Data for processing ->
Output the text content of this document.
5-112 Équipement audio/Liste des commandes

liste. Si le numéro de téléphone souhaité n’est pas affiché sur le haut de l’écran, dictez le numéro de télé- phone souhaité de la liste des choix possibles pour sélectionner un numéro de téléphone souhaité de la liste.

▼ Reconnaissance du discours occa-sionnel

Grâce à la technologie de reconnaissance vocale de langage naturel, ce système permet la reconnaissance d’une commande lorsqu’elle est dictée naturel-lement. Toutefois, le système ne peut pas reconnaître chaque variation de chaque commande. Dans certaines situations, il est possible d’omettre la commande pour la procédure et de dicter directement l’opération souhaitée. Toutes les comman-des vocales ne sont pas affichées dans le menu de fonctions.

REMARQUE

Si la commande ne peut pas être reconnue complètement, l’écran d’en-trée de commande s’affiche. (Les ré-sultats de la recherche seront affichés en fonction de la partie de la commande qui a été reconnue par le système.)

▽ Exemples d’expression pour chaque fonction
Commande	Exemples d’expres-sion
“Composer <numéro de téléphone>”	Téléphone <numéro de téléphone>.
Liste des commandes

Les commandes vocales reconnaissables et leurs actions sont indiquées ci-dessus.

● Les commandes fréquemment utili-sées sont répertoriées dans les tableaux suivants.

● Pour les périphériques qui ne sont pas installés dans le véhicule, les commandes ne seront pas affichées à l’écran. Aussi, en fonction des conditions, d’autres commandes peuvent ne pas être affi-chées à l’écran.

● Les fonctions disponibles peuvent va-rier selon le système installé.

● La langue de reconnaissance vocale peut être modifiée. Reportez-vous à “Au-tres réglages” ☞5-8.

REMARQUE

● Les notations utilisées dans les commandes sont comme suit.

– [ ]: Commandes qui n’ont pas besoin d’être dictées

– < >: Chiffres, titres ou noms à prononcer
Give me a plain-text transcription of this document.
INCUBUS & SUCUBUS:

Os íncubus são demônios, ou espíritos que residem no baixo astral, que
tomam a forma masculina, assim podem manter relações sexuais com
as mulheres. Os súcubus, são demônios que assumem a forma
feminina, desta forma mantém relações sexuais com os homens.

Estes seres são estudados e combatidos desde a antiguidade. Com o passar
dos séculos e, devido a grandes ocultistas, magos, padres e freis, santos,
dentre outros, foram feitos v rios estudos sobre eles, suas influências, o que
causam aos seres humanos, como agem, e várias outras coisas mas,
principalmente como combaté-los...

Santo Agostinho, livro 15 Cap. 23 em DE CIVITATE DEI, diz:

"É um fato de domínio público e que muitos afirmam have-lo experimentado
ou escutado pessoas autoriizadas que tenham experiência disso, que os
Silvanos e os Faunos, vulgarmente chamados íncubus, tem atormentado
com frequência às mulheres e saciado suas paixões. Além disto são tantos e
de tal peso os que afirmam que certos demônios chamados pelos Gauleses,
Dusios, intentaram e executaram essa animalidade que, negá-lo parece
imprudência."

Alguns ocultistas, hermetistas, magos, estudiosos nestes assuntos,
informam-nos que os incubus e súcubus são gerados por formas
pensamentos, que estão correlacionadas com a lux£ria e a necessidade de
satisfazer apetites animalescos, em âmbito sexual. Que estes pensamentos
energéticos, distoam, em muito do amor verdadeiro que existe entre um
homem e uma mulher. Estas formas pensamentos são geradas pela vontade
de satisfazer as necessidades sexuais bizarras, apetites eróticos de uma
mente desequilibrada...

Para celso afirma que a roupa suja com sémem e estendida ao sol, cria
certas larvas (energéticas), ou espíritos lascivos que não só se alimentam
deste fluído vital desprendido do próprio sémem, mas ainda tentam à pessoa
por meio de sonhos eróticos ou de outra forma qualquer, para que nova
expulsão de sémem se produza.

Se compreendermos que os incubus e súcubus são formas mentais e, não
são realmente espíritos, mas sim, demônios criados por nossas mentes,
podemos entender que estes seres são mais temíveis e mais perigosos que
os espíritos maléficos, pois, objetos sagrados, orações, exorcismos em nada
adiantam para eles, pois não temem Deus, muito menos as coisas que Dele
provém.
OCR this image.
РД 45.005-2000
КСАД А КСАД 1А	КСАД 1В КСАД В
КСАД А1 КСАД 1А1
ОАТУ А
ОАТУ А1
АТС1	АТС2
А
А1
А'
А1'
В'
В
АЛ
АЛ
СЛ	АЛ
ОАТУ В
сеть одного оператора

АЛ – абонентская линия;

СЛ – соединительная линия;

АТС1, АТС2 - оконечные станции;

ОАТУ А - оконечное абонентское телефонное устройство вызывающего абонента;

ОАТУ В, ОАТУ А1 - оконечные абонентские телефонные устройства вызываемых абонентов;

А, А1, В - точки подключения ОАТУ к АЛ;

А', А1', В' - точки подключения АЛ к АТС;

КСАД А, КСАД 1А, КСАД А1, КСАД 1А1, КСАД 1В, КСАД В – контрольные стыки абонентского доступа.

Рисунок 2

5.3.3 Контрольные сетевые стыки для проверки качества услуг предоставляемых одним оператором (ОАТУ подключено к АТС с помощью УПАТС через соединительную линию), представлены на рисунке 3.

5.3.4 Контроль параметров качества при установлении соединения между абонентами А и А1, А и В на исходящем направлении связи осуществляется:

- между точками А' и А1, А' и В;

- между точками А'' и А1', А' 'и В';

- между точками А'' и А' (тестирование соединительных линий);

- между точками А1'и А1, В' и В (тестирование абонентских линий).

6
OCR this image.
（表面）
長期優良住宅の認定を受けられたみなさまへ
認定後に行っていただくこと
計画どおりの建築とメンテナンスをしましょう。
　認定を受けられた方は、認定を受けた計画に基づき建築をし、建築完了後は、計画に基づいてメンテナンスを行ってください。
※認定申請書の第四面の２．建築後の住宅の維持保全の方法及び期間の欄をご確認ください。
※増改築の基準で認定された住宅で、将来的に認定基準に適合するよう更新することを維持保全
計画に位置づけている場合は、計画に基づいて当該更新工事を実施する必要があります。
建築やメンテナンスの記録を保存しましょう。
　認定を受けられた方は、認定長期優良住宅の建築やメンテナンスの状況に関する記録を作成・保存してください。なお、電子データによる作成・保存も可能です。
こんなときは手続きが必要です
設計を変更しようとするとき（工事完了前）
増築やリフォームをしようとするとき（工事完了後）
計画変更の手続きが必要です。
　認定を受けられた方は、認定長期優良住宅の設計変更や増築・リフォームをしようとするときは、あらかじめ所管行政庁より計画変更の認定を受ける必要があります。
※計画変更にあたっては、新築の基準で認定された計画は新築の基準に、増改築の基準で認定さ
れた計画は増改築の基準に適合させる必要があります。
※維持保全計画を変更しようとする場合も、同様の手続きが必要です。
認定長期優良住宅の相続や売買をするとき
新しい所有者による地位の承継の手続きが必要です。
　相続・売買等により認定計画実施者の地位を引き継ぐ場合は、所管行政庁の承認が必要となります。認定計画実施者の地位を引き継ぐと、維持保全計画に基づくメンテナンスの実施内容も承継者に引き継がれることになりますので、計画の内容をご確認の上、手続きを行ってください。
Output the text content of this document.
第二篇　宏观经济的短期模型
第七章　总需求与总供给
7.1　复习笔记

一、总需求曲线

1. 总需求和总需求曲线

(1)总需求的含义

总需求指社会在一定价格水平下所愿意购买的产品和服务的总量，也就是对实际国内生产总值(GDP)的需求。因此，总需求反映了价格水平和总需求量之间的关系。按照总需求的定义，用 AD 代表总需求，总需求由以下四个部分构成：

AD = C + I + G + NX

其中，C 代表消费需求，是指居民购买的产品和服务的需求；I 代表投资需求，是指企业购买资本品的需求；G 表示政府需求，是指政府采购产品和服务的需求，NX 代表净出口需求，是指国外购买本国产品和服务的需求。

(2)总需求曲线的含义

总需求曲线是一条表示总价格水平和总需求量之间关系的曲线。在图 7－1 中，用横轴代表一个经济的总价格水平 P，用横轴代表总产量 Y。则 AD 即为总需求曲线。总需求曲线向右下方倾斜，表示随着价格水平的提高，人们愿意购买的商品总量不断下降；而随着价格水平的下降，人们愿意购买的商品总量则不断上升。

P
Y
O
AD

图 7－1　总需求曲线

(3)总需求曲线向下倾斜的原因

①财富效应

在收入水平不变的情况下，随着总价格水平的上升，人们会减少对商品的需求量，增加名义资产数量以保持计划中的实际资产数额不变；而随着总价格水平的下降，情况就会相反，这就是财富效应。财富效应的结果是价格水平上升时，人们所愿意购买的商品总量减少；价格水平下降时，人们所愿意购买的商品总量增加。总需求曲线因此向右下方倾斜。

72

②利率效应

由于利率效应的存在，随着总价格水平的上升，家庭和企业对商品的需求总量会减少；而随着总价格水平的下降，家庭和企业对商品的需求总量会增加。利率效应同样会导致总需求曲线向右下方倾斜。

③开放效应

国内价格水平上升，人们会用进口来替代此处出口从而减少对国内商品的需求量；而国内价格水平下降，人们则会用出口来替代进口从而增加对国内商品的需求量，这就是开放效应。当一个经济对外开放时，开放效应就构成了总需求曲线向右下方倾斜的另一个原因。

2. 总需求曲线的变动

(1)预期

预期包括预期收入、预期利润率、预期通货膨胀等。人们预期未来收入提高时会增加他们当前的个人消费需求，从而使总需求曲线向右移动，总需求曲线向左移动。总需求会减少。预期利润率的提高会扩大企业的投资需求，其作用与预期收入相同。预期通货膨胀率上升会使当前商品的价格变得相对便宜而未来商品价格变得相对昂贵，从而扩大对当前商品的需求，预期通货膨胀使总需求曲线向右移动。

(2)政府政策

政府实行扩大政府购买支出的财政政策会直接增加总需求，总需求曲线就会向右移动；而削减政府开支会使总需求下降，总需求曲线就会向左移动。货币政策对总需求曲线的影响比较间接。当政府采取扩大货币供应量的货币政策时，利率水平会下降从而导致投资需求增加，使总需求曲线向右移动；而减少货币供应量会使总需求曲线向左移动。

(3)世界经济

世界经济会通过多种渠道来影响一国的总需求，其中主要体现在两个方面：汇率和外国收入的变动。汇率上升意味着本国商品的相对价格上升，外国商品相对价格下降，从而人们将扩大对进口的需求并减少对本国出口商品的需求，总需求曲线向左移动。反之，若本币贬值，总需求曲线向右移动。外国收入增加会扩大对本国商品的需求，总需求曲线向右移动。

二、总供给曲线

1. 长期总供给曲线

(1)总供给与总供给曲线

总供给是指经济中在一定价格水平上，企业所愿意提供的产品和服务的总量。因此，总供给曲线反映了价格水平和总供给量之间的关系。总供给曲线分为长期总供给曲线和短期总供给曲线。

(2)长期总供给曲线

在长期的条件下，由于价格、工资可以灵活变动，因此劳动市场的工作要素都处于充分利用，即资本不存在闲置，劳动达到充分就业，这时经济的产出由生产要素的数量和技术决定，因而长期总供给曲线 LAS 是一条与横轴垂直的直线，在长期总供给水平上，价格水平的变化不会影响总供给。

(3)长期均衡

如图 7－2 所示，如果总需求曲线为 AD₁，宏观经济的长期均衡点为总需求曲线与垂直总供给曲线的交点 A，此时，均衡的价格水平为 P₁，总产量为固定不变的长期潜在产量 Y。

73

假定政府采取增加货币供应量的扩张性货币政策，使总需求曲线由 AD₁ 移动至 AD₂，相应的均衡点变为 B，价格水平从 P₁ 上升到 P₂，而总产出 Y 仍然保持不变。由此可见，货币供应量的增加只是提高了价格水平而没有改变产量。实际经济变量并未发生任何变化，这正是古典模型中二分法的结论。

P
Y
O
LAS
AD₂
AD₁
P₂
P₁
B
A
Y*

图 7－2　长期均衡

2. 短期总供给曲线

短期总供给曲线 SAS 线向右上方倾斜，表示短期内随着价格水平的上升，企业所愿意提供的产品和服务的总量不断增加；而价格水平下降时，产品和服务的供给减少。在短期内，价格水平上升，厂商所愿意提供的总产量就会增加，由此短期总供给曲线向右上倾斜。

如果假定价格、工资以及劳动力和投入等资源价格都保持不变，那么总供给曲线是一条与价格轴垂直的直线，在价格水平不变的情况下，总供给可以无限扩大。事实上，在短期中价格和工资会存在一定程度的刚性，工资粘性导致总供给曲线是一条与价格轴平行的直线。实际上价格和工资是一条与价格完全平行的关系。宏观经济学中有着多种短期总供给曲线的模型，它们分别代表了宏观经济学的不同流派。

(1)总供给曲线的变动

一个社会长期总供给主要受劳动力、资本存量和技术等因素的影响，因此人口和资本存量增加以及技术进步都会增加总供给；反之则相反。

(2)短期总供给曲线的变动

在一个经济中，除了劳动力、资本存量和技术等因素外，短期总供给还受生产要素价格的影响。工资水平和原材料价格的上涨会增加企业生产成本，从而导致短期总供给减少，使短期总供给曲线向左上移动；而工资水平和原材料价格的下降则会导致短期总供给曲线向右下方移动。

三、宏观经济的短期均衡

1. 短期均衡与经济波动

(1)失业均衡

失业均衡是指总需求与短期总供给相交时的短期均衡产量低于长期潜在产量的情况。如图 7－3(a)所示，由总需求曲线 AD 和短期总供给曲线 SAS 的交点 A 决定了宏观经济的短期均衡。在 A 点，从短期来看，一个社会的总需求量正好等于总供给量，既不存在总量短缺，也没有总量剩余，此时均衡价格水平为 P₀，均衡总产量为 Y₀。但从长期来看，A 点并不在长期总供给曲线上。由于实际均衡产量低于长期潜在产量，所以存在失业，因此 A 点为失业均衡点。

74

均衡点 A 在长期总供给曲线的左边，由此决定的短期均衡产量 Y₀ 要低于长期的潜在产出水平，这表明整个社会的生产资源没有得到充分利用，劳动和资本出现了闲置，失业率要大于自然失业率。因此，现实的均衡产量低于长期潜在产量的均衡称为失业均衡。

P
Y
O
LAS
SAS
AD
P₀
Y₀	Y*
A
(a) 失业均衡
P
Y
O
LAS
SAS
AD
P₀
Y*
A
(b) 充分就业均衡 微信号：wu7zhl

Task goal ->
Find every line containing the word "точками", then give the total and nothing more.

Finished answer ->
4